Your task: Repeat the material exactly as it appears.

Record list:
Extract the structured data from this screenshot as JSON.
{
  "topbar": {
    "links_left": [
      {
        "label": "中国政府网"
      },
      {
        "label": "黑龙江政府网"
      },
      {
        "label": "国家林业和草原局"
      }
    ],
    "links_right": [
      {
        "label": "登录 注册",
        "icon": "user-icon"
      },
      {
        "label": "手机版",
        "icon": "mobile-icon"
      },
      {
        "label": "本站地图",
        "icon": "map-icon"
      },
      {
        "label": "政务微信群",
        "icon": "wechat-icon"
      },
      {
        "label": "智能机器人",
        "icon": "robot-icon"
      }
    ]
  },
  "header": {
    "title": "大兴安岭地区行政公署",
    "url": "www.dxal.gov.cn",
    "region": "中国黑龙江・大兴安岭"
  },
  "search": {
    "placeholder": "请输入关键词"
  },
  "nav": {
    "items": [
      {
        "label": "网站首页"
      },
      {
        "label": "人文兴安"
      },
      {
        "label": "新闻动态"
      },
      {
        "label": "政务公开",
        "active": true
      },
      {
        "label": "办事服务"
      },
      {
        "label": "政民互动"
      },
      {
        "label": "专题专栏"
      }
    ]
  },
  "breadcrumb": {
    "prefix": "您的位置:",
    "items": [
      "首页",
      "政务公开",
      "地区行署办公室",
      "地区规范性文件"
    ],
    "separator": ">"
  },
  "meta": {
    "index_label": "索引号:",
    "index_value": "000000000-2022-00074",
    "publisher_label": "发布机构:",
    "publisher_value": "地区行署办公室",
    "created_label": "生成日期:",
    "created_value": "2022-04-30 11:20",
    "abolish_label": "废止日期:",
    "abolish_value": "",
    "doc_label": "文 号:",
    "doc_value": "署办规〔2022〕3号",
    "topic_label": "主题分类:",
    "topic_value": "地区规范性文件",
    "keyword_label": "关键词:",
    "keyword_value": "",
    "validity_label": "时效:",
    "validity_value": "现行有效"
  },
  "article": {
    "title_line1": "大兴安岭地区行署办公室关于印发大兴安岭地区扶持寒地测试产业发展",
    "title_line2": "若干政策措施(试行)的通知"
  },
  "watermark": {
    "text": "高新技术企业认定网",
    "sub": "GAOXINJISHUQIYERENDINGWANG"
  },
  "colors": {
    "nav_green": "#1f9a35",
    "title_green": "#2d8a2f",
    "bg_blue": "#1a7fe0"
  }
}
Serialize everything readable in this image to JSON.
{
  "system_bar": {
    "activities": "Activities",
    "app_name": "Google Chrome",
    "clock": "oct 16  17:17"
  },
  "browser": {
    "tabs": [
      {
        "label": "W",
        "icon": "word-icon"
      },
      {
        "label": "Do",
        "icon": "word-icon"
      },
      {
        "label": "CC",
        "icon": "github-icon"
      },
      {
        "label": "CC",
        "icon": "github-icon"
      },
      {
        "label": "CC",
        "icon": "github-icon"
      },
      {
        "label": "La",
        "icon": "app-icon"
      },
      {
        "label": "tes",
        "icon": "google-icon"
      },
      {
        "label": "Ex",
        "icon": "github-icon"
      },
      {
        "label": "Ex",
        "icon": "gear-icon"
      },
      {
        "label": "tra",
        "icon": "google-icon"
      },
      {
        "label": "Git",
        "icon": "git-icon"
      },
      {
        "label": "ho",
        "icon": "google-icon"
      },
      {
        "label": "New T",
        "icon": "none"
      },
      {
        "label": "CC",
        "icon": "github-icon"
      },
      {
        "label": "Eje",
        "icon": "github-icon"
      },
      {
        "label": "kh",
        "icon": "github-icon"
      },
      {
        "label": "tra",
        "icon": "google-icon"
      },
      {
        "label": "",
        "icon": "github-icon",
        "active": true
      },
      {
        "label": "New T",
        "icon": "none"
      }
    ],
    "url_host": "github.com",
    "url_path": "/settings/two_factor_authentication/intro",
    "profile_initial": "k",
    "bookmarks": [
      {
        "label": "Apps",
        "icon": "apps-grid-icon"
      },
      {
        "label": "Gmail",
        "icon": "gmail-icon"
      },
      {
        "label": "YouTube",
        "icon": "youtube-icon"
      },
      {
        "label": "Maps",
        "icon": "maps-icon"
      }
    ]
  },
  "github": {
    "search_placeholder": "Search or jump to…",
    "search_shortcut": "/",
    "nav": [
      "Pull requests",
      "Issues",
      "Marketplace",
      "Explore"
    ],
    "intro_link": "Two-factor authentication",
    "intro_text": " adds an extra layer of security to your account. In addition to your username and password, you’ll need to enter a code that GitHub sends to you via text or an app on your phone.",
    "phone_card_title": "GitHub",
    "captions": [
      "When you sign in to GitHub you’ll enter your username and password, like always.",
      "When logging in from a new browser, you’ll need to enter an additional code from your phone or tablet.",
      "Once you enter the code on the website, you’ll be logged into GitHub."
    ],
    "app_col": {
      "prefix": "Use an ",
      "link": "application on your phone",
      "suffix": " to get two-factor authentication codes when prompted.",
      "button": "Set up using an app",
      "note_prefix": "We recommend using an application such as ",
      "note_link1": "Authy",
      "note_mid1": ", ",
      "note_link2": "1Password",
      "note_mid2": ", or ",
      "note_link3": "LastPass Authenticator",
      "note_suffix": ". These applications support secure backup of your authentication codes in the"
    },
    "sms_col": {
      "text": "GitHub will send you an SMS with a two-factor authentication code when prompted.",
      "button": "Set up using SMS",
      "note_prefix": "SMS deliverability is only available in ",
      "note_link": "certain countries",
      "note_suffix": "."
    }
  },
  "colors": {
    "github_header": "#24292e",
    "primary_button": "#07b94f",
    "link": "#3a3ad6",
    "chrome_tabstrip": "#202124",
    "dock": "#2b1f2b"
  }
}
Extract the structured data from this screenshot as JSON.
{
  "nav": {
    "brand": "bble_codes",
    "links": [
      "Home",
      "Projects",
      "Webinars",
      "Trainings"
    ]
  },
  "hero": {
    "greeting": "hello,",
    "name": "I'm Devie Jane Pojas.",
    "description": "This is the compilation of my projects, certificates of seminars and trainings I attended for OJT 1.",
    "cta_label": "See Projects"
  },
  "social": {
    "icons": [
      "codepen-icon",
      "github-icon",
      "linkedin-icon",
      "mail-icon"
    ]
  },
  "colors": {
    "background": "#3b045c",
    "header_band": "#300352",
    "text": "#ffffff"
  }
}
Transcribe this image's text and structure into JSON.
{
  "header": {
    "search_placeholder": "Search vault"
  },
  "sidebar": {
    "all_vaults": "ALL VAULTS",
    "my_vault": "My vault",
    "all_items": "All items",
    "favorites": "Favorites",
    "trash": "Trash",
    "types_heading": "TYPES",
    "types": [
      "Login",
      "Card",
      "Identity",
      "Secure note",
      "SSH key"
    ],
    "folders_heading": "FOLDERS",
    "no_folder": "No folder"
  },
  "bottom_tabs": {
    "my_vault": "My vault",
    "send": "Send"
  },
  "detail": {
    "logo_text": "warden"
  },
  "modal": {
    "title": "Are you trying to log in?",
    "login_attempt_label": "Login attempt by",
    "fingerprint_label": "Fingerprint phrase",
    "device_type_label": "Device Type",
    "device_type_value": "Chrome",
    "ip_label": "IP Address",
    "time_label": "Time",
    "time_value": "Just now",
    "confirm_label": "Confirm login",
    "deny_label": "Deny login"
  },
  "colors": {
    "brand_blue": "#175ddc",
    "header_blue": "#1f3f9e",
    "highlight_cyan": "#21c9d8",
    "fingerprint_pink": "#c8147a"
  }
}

Reply to the task:
Extract the structured data from this screenshot as JSON.
{
  "topbar": {
    "links_left": [
      {
        "label": "中国政府网"
      },
      {
        "label": "黑龙江政府网"
      },
      {
        "label": "国家林业和草原局"
      }
    ],
    "links_right": [
      {
        "label": "登录 注册",
        "icon": "user-icon"
      },
      {
        "label": "手机版",
        "icon": "mobile-icon"
      },
      {
        "label": "本站地图",
        "icon": "map-icon"
      },
      {
        "label": "政务微信群",
        "icon": "wechat-icon"
      },
      {
        "label": "智能机器人",
        "icon": "robot-icon"
      }
    ]
  },
  "header": {
    "title": "大兴安岭地区行政公署",
    "url": "www.dxal.gov.cn",
    "region": "中国黑龙江・大兴安岭"
  },
  "search": {
    "placeholder": "请输入关键词"
  },
  "nav": {
    "items": [
      {
        "label": "网站首页"
      },
      {
        "label": "人文兴安"
      },
      {
        "label": "新闻动态"
      },
      {
        "label": "政务公开",
        "active": true
      },
      {
        "label": "办事服务"
      },
      {
        "label": "政民互动"
      },
      {
        "label": "专题专栏"
      }
    ]
  },
  "breadcrumb": {
    "prefix": "您的位置:",
    "items": [
      "首页",
      "政务公开",
      "地区行署办公室",
      "地区规范性文件"
    ],
    "separator": ">"
  },
  "meta": {
    "index_label": "索引号:",
    "index_value": "000000000-2022-00074",
    "publisher_label": "发布机构:",
    "publisher_value": "地区行署办公室",
    "created_label": "生成日期:",
    "created_value": "2022-04-30 11:20",
    "abolish_label": "废止日期:",
    "abolish_value": "",
    "doc_label": "文 号:",
    "doc_value": "署办规〔2022〕3号",
    "topic_label": "主题分类:",
    "topic_value": "地区规范性文件",
    "keyword_label": "关键词:",
    "keyword_value": "",
    "validity_label": "时效:",
    "validity_value": "现行有效"
  },
  "article": {
    "title_line1": "大兴安岭地区行署办公室关于印发大兴安岭地区扶持寒地测试产业发展",
    "title_line2": "若干政策措施(试行)的通知"
  },
  "watermark": {
    "text": "高新技术企业认定网",
    "sub": "GAOXINJISHUQIYERENDINGWANG"
  },
  "colors": {
    "nav_green": "#1f9a35",
    "title_green": "#2d8a2f",
    "bg_blue": "#1a7fe0"
  }
}
Serialize everything readable in this image to JSON.
{
  "system_bar": {
    "activities": "Activities",
    "app_name": "Google Chrome",
    "clock": "oct 16  17:17"
  },
  "browser": {
    "tabs": [
      {
        "label": "W",
        "icon": "word-icon"
      },
      {
        "label": "Do",
        "icon": "word-icon"
      },
      {
        "label": "CC",
        "icon": "github-icon"
      },
      {
        "label": "CC",
        "icon": "github-icon"
      },
      {
        "label": "CC",
        "icon": "github-icon"
      },
      {
        "label": "La",
        "icon": "app-icon"
      },
      {
        "label": "tes",
        "icon": "google-icon"
      },
      {
        "label": "Ex",
        "icon": "github-icon"
      },
      {
        "label": "Ex",
        "icon": "gear-icon"
      },
      {
        "label": "tra",
        "icon": "google-icon"
      },
      {
        "label": "Git",
        "icon": "git-icon"
      },
      {
        "label": "ho",
        "icon": "google-icon"
      },
      {
        "label": "New T",
        "icon": "none"
      },
      {
        "label": "CC",
        "icon": "github-icon"
      },
      {
        "label": "Eje",
        "icon": "github-icon"
      },
      {
        "label": "kh",
        "icon": "github-icon"
      },
      {
        "label": "tra",
        "icon": "google-icon"
      },
      {
        "label": "",
        "icon": "github-icon",
        "active": true
      },
      {
        "label": "New T",
        "icon": "none"
      }
    ],
    "url_host": "github.com",
    "url_path": "/settings/two_factor_authentication/intro",
    "profile_initial": "k",
    "bookmarks": [
      {
        "label": "Apps",
        "icon": "apps-grid-icon"
      },
      {
        "label": "Gmail",
        "icon": "gmail-icon"
      },
      {
        "label": "YouTube",
        "icon": "youtube-icon"
      },
      {
        "label": "Maps",
        "icon": "maps-icon"
      }
    ]
  },
  "github": {
    "search_placeholder": "Search or jump to…",
    "search_shortcut": "/",
    "nav": [
      "Pull requests",
      "Issues",
      "Marketplace",
      "Explore"
    ],
    "intro_link": "Two-factor authentication",
    "intro_text": " adds an extra layer of security to your account. In addition to your username and password, you’ll need to enter a code that GitHub sends to you via text or an app on your phone.",
    "phone_card_title": "GitHub",
    "captions": [
      "When you sign in to GitHub you’ll enter your username and password, like always.",
      "When logging in from a new browser, you’ll need to enter an additional code from your phone or tablet.",
      "Once you enter the code on the website, you’ll be logged into GitHub."
    ],
    "app_col": {
      "prefix": "Use an ",
      "link": "application on your phone",
      "suffix": " to get two-factor authentication codes when prompted.",
      "button": "Set up using an app",
      "note_prefix": "We recommend using an application such as ",
      "note_link1": "Authy",
      "note_mid1": ", ",
      "note_link2": "1Password",
      "note_mid2": ", or ",
      "note_link3": "LastPass Authenticator",
      "note_suffix": ". These applications support secure backup of your authentication codes in the"
    },
    "sms_col": {
      "text": "GitHub will send you an SMS with a two-factor authentication code when prompted.",
      "button": "Set up using SMS",
      "note_prefix": "SMS deliverability is only available in ",
      "note_link": "certain countries",
      "note_suffix": "."
    }
  },
  "colors": {
    "github_header": "#24292e",
    "primary_button": "#07b94f",
    "link": "#3a3ad6",
    "chrome_tabstrip": "#202124",
    "dock": "#2b1f2b"
  }
}
Extract the structured data from this screenshot as JSON.
{
  "nav": {
    "brand": "bble_codes",
    "links": [
      "Home",
      "Projects",
      "Webinars",
      "Trainings"
    ]
  },
  "hero": {
    "greeting": "hello,",
    "name": "I'm Devie Jane Pojas.",
    "description": "This is the compilation of my projects, certificates of seminars and trainings I attended for OJT 1.",
    "cta_label": "See Projects"
  },
  "social": {
    "icons": [
      "codepen-icon",
      "github-icon",
      "linkedin-icon",
      "mail-icon"
    ]
  },
  "colors": {
    "background": "#3b045c",
    "header_band": "#300352",
    "text": "#ffffff"
  }
}
Transcribe this image's text and structure into JSON.
{
  "header": {
    "search_placeholder": "Search vault"
  },
  "sidebar": {
    "all_vaults": "ALL VAULTS",
    "my_vault": "My vault",
    "all_items": "All items",
    "favorites": "Favorites",
    "trash": "Trash",
    "types_heading": "TYPES",
    "types": [
      "Login",
      "Card",
      "Identity",
      "Secure note",
      "SSH key"
    ],
    "folders_heading": "FOLDERS",
    "no_folder": "No folder"
  },
  "bottom_tabs": {
    "my_vault": "My vault",
    "send": "Send"
  },
  "detail": {
    "logo_text": "warden"
  },
  "modal": {
    "title": "Are you trying to log in?",
    "login_attempt_label": "Login attempt by",
    "fingerprint_label": "Fingerprint phrase",
    "device_type_label": "Device Type",
    "device_type_value": "Chrome",
    "ip_label": "IP Address",
    "time_label": "Time",
    "time_value": "Just now",
    "confirm_label": "Confirm login",
    "deny_label": "Deny login"
  },
  "colors": {
    "brand_blue": "#175ddc",
    "header_blue": "#1f3f9e",
    "highlight_cyan": "#21c9d8",
    "fingerprint_pink": "#c8147a"
  }
}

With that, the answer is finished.